• STATED EXERCISE:
Omit every picture and write out the rest of the records exactly.

• RECORDED INFORMATION:
--

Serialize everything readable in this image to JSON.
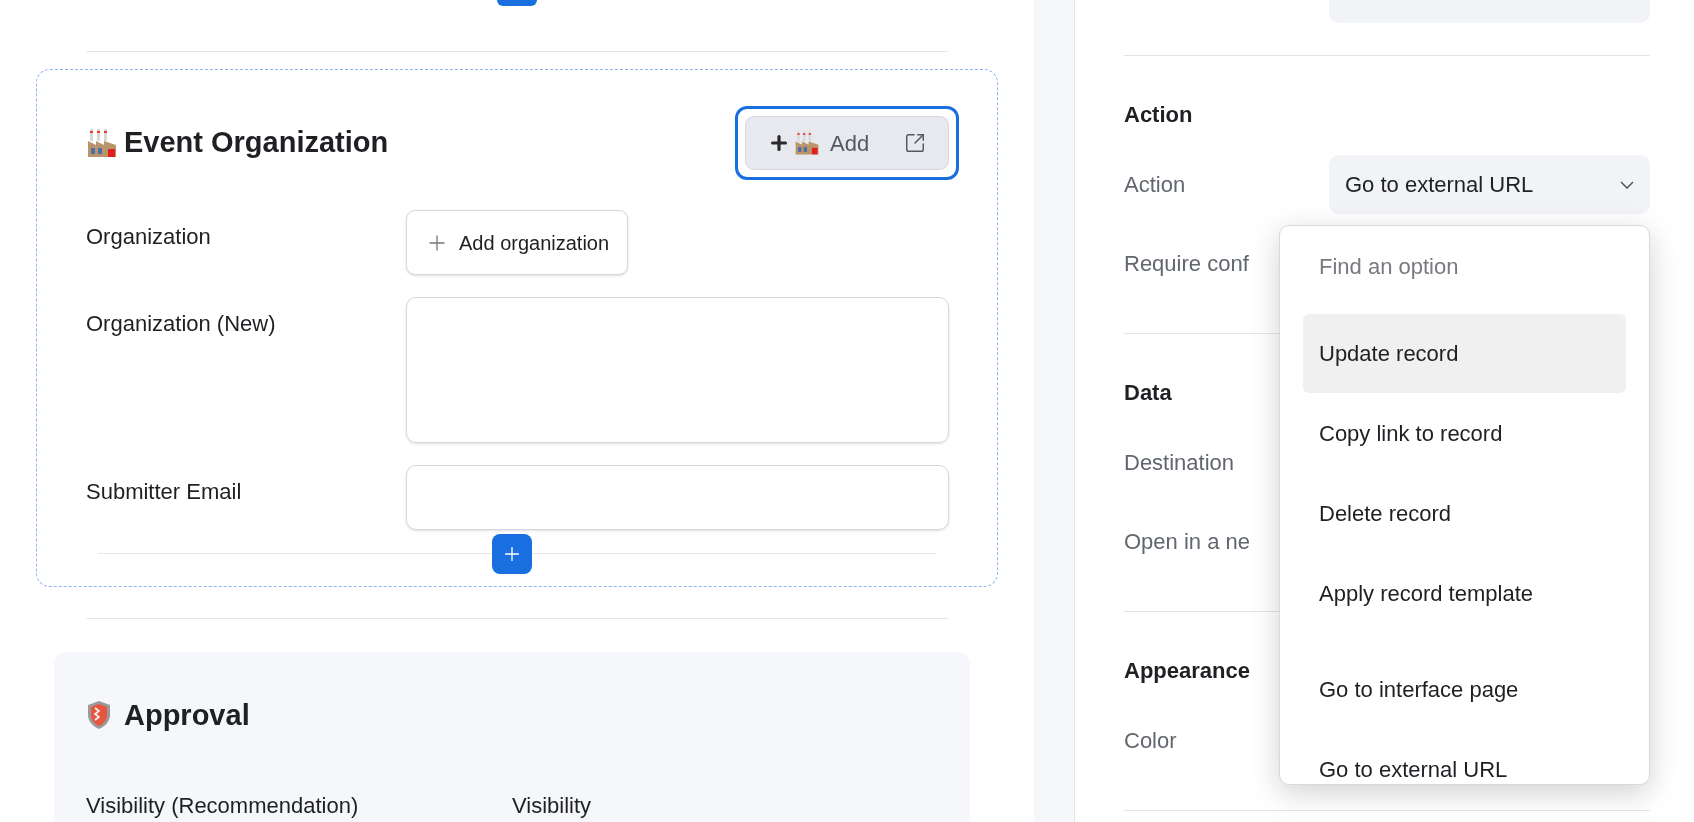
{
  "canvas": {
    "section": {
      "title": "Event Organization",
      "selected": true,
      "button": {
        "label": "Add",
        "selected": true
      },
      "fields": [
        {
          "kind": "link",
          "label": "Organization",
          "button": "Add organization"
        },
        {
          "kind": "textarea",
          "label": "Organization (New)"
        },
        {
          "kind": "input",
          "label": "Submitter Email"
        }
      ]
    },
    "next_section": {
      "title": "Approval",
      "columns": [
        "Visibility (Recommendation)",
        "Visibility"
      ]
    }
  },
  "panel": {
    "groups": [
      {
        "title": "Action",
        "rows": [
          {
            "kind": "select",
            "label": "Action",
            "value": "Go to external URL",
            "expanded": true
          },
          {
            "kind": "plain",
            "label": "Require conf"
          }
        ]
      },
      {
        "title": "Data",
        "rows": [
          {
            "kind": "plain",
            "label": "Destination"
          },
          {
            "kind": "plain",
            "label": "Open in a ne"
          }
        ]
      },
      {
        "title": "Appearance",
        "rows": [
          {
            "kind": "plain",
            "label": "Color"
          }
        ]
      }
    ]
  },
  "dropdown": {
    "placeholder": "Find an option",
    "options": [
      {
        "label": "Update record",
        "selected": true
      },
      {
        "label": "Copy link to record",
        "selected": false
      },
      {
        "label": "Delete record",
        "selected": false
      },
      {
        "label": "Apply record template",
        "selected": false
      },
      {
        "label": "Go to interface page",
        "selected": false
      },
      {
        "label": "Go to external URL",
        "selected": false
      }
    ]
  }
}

--

• RESPONSE TO THIS TASK:
Serialize everything readable in this image to JSON.
{
  "canvas": {
    "section": {
      "title": "Event Organization",
      "selected": true,
      "button": {
        "label": "Add",
        "selected": true
      },
      "fields": [
        {
          "kind": "link",
          "label": "Organization",
          "button": "Add organization"
        },
        {
          "kind": "textarea",
          "label": "Organization (New)"
        },
        {
          "kind": "input",
          "label": "Submitter Email"
        }
      ]
    },
    "next_section": {
      "title": "Approval",
      "columns": [
        "Visibility (Recommendation)",
        "Visibility"
      ]
    }
  },
  "panel": {
    "groups": [
      {
        "title": "Action",
        "rows": [
          {
            "kind": "select",
            "label": "Action",
            "value": "Go to external URL",
            "expanded": true
          },
          {
            "kind": "plain",
            "label": "Require conf"
          }
        ]
      },
      {
        "title": "Data",
        "rows": [
          {
            "kind": "plain",
            "label": "Destination"
          },
          {
            "kind": "plain",
            "label": "Open in a ne"
          }
        ]
      },
      {
        "title": "Appearance",
        "rows": [
          {
            "kind": "plain",
            "label": "Color"
          }
        ]
      }
    ]
  },
  "dropdown": {
    "placeholder": "Find an option",
    "options": [
      {
        "label": "Update record",
        "selected": true
      },
      {
        "label": "Copy link to record",
        "selected": false
      },
      {
        "label": "Delete record",
        "selected": false
      },
      {
        "label": "Apply record template",
        "selected": false
      },
      {
        "label": "Go to interface page",
        "selected": false
      },
      {
        "label": "Go to external URL",
        "selected": false
      }
    ]
  }
}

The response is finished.